[Task details] Read the entries below and pull out each line with the string "销售经理姓名".

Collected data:
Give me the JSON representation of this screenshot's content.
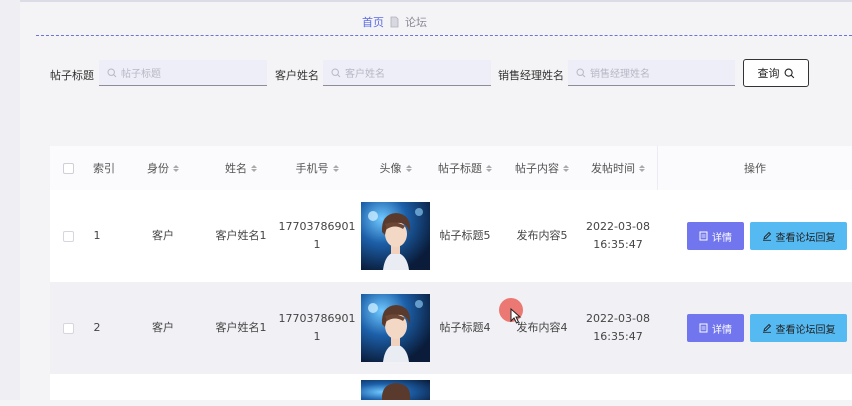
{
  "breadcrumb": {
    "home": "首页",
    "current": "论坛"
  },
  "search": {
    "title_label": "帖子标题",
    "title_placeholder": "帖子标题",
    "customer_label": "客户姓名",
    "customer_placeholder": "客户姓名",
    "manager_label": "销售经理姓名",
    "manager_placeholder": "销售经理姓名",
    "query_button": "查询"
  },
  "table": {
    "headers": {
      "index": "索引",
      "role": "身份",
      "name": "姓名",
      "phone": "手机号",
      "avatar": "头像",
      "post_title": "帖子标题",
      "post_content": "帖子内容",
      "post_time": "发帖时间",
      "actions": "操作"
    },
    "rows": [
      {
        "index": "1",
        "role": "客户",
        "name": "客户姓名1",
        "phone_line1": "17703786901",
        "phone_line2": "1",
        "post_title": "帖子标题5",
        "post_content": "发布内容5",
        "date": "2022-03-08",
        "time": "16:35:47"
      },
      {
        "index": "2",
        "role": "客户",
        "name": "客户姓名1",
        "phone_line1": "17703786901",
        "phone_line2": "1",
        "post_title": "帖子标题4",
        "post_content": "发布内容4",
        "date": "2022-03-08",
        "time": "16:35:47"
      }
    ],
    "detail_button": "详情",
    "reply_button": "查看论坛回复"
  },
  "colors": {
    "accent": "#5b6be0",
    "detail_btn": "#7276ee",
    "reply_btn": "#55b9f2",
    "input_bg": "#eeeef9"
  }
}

[Output for this exercise]
    "manager_label": "销售经理姓名",
    "manager_placeholder": "销售经理姓名",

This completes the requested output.